+++ Text to read

I am getting stuck when setting the input shape of a tensor from a linear layer to a 2D convolutional transpose layer in the decoder network of my variational autoencoder.
After sampling from my encoder network, I have an input tensor of shape (1 x 8)
for this decoder:
class Decoder(nn.Module):
def __init__(self, latent_size, output_size, kernel1=4, stride1=2, kernel2=4,
stride2=2, kernel3=4, stride3=2, kernel4=4, stride4=2,
kernel5=4, stride5=2):
super(Decoder, self).__init__()
"""
Parameters:
----------
latent_size : int
latent dimension size of the autoencoder.
output_size : int
Output dimension for the data. Should equal input_dimension of AE.
kernel* : int, defualt=4
Convolutional filter size for layer *.
stride* : int, default=2
Stride length for convolutional filter at layer *.
"""
self.latent_size = latent_size
self.output_size = output_size
# ....
self.fc = nn.Linear(self.latent_size, 32)
self.cnn_decoder = nn.Sequential(
nn.ConvTranspose2d(1, 32, self.kernel1, self.stride1, padding=2),
nn.MaxPool2d(2),
nn.ELU(),
nn.ConvTranspose2d(32, 64, self.kernel2, self.stride2),
nn.MaxPool2d(2),
nn.ELU(),
nn.ConvTranspose2d(64, 64, self.kernel3, self.stride3),
nn.MaxPool2d(2),
nn.ELU(),
nn.ConvTranspose2d(64, 128, self.kernel4, self.stride4),
nn.MaxPool2d(2),
nn.ELU(),
nn.ConvTranspose2d(128, 128, self.kernel5, self.stride5),
nn.MaxPool2d(2),
)
self.fc2 = nn.Linear(128, self.output_size)
def forward(self, latent_input):
"""
Parameters:
----------
input : float tensor shape=(batch_size, input_size)
Returns:
-------
A float tensor with shape (batch_size, output_size)
"""
out = self.fc(latent_input)
out = out.view(out.size(0), 1, 16, 16)

++++++

Tasks and exercises:
(1) Sum up the post about the decoder in two sentences.
(2) Repeat the post about the decoder word for word, from "I am getting" to "shape (1 x 8)".
The rows have nothing to do with the post about the decoder.

+++ Data listing

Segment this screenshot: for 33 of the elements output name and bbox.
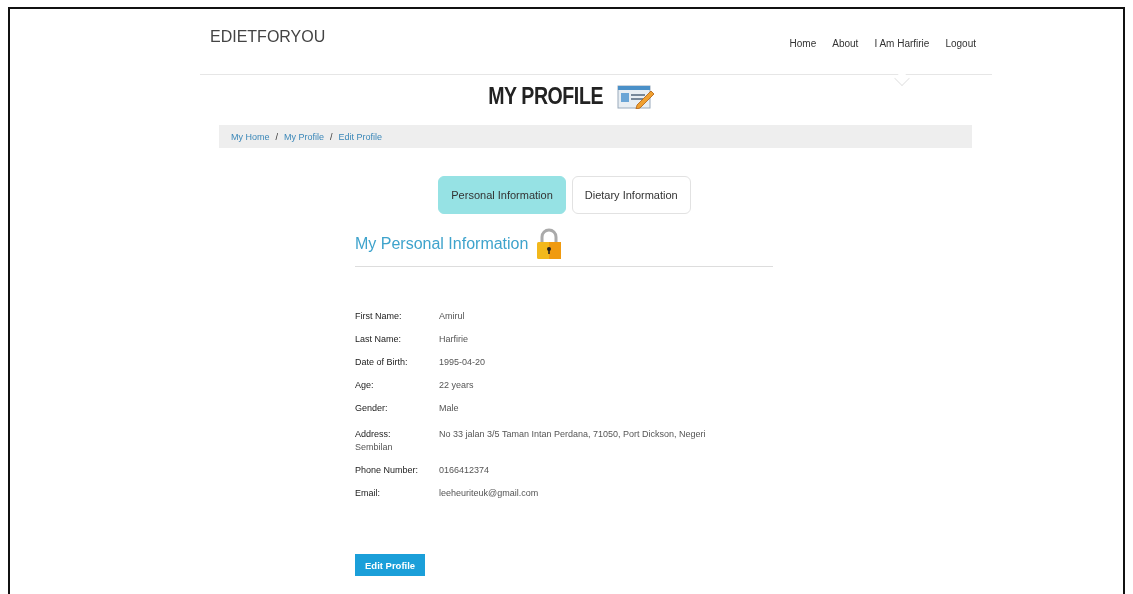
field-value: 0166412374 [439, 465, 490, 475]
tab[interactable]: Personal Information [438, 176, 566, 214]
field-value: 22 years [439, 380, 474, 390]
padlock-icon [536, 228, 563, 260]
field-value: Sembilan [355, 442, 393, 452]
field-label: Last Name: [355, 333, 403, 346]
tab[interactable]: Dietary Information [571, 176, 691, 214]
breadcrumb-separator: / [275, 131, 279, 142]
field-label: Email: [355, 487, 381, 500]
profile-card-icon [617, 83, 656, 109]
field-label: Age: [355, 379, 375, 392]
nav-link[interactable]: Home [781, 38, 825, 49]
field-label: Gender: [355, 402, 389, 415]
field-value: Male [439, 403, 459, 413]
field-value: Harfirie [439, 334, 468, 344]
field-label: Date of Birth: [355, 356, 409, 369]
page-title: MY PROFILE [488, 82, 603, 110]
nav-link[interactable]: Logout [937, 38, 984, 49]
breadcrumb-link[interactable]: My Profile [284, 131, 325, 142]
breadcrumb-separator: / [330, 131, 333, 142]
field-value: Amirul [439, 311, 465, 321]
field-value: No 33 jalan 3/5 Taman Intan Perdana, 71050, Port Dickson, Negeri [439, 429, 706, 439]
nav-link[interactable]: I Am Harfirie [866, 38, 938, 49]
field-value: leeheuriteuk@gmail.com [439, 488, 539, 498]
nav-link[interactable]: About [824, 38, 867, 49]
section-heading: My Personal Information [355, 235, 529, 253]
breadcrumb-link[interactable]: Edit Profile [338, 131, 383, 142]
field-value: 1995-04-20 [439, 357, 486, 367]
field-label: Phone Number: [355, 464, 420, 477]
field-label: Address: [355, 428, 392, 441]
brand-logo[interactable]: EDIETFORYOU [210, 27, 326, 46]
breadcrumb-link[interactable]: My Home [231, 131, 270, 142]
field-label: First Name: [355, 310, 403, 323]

++++++
+++ Data listing

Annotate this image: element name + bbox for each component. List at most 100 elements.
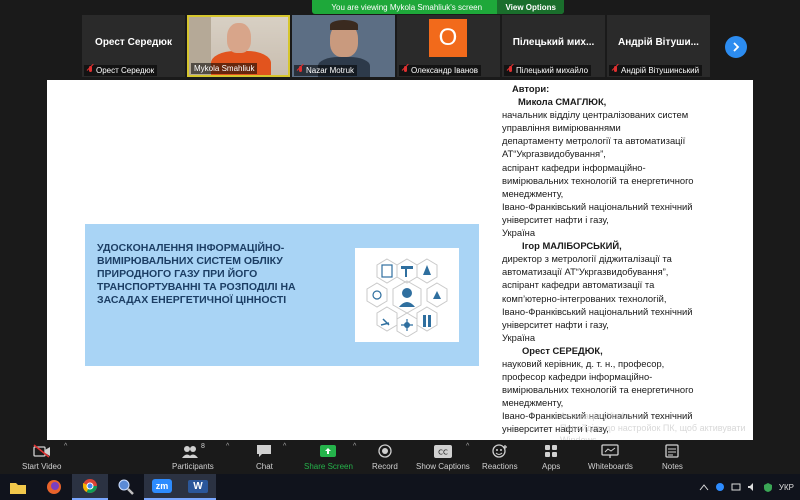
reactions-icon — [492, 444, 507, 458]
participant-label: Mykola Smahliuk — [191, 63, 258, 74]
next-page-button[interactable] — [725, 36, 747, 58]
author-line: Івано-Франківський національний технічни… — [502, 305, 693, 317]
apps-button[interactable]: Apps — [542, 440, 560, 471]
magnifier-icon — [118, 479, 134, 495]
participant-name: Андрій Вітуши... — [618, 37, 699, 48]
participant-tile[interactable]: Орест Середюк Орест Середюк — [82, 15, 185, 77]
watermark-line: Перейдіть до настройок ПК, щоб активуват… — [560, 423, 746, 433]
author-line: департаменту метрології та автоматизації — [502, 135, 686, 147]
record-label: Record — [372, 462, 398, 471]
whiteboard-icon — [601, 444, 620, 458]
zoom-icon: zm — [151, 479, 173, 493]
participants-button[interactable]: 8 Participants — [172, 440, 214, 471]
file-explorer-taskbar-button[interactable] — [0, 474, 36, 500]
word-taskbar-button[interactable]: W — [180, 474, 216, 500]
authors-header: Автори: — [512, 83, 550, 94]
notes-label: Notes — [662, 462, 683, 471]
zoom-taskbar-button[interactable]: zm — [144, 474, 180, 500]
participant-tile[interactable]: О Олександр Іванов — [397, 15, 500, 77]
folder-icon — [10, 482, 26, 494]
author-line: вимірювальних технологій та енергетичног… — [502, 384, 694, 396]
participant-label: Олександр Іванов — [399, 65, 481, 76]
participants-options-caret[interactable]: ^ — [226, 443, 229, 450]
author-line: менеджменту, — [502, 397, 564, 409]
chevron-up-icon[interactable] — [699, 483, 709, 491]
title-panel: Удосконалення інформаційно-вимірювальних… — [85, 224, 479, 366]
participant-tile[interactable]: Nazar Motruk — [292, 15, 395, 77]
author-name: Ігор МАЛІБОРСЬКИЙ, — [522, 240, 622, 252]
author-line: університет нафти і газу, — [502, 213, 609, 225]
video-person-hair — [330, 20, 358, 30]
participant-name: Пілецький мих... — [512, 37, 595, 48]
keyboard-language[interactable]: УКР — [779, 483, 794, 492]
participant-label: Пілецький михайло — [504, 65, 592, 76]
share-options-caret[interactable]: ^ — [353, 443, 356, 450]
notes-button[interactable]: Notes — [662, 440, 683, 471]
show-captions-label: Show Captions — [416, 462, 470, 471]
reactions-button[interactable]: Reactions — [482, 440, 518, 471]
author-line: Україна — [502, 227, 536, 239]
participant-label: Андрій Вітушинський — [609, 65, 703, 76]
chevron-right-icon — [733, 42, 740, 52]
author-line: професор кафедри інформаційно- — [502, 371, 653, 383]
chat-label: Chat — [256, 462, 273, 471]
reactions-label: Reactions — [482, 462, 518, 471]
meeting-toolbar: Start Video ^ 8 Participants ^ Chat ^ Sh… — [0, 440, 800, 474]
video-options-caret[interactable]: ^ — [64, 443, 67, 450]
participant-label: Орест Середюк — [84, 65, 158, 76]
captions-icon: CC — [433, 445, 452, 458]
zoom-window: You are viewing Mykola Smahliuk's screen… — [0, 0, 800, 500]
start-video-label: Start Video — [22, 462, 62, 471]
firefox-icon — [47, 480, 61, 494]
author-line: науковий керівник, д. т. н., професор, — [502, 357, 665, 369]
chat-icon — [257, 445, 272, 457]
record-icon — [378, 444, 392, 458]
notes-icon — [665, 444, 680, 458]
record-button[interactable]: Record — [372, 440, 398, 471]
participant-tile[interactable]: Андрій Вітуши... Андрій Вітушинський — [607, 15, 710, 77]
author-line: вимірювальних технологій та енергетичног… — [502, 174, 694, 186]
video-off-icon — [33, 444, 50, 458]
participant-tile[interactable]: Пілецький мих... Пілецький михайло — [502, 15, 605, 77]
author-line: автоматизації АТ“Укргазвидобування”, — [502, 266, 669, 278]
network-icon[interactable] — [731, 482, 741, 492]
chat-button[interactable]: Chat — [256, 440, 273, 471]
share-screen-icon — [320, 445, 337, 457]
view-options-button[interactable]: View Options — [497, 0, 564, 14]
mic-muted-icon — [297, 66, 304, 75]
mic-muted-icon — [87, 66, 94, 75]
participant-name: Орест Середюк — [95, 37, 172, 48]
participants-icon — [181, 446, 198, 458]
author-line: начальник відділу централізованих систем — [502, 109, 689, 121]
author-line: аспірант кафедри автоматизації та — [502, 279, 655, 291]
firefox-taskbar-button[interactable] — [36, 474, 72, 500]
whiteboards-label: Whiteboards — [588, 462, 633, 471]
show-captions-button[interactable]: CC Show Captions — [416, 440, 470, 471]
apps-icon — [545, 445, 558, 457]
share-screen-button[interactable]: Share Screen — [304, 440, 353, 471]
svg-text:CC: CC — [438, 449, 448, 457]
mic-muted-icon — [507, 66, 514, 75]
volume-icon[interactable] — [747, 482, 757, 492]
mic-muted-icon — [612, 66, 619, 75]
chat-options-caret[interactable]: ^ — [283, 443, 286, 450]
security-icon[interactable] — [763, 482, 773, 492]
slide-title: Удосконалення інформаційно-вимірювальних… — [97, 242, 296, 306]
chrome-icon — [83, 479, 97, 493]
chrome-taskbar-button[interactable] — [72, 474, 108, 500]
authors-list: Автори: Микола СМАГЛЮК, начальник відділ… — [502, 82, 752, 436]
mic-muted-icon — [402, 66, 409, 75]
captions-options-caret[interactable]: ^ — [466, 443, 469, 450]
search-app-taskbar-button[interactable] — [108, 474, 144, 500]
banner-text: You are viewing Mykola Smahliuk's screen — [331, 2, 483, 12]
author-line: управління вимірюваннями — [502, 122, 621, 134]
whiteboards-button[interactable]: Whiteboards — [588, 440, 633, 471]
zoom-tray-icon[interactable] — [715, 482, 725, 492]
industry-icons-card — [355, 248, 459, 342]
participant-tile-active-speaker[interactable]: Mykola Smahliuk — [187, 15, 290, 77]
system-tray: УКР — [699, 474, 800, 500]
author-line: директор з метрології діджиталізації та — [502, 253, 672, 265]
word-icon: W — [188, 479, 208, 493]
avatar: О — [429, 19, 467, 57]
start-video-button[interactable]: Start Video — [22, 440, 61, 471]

++++++
+++ Data listing

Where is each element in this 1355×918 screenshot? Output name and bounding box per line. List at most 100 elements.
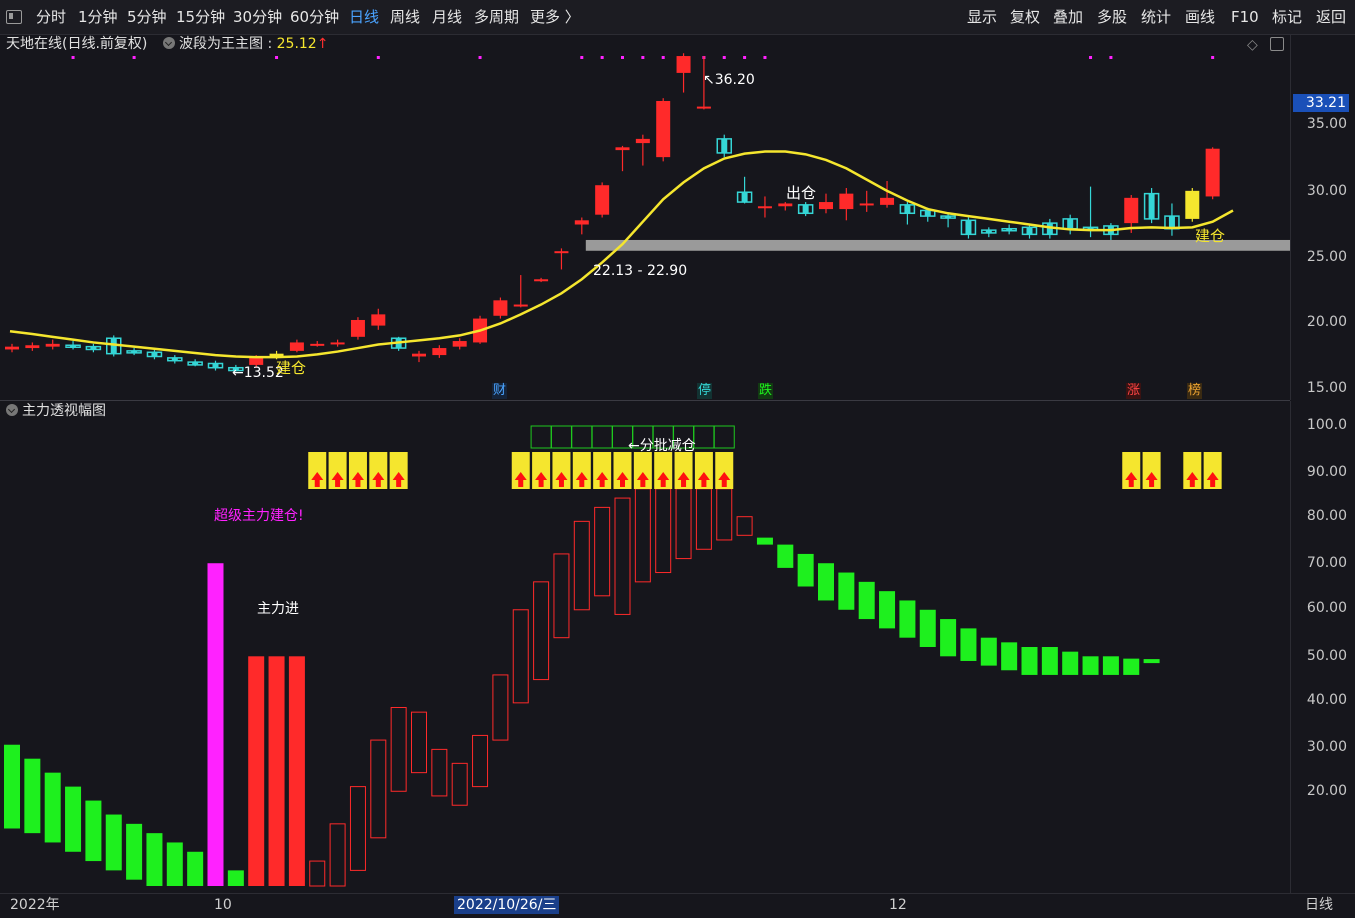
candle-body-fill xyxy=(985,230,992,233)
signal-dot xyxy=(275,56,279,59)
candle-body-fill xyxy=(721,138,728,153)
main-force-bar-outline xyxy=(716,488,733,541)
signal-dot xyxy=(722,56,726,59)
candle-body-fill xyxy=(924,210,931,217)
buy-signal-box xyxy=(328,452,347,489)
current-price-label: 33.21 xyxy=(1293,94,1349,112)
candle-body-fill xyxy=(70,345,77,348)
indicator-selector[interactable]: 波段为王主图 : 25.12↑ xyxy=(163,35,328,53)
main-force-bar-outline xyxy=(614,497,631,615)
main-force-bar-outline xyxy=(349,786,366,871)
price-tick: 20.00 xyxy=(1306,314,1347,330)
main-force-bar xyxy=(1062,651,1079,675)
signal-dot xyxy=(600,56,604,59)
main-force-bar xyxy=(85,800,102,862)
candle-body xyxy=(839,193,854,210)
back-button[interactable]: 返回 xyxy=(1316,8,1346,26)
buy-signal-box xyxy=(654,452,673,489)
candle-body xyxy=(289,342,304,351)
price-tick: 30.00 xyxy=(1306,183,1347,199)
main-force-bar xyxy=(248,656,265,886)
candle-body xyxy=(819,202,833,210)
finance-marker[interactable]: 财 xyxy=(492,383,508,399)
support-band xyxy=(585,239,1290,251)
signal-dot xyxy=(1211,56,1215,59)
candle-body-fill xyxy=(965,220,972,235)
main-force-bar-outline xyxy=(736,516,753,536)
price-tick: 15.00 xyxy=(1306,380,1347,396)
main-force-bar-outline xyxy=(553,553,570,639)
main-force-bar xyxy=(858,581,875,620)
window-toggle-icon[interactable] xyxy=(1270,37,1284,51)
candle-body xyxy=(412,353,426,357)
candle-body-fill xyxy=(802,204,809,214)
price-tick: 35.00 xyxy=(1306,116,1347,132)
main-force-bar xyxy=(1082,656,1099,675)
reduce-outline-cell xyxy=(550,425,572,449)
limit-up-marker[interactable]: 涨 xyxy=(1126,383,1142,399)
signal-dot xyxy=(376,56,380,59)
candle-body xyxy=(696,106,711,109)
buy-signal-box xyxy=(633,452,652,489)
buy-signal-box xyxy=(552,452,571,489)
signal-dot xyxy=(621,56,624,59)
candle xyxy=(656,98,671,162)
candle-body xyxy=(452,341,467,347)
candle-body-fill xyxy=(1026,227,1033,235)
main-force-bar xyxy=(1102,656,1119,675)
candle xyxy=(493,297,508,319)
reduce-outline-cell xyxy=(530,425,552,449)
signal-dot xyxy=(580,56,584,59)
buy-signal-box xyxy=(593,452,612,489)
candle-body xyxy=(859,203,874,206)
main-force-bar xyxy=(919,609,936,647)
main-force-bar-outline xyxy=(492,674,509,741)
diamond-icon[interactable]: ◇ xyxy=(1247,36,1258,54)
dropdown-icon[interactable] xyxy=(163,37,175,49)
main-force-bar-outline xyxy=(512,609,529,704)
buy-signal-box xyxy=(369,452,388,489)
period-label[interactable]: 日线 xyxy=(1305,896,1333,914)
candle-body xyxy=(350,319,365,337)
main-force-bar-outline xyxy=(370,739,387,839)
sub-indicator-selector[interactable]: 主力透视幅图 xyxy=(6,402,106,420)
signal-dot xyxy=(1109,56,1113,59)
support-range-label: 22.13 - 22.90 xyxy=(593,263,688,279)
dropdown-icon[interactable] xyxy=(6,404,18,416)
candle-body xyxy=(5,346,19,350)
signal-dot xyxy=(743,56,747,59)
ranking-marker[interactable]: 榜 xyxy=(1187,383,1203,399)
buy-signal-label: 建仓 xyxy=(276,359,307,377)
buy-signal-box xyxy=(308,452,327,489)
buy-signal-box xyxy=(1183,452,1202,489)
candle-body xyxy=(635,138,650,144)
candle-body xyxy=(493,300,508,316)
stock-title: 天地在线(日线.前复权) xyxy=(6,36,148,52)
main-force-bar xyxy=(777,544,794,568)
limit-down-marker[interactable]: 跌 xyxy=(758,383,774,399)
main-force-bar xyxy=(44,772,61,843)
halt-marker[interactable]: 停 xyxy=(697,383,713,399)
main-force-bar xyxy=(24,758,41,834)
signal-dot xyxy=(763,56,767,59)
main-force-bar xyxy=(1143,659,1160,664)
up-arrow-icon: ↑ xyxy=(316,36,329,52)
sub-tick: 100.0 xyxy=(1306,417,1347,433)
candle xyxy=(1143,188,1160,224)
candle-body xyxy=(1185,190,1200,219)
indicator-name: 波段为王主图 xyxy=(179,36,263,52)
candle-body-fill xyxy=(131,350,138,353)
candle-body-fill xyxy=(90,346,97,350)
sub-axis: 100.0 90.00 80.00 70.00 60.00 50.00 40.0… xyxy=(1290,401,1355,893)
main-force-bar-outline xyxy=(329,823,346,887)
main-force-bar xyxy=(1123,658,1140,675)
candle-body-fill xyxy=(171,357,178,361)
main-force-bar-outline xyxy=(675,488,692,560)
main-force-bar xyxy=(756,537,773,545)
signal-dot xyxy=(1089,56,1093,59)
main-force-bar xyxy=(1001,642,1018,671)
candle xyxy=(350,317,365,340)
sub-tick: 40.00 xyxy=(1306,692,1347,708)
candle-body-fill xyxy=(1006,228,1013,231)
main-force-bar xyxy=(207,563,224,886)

++++++

Answers below:
(1) The writer is stuck setting the input shape of a tensor that goes from a linear layer to a 2D transposed convolution layer in the decoder of a variational autoencoder. After sampling from the encoder, the input tensor has shape (1 x 8), and the decoder shown passes it through a linear layer, a stack of transposed convolution, max pooling and ELU layers, and a final linear layer.

(2)
I am getting stuck when setting the input shape of a tensor from a linear layer to a 2D convolutional transpose layer in the decoder network of my variational autoencoder.
After sampling from my encoder network, I have an input tensor of shape (1 x 8)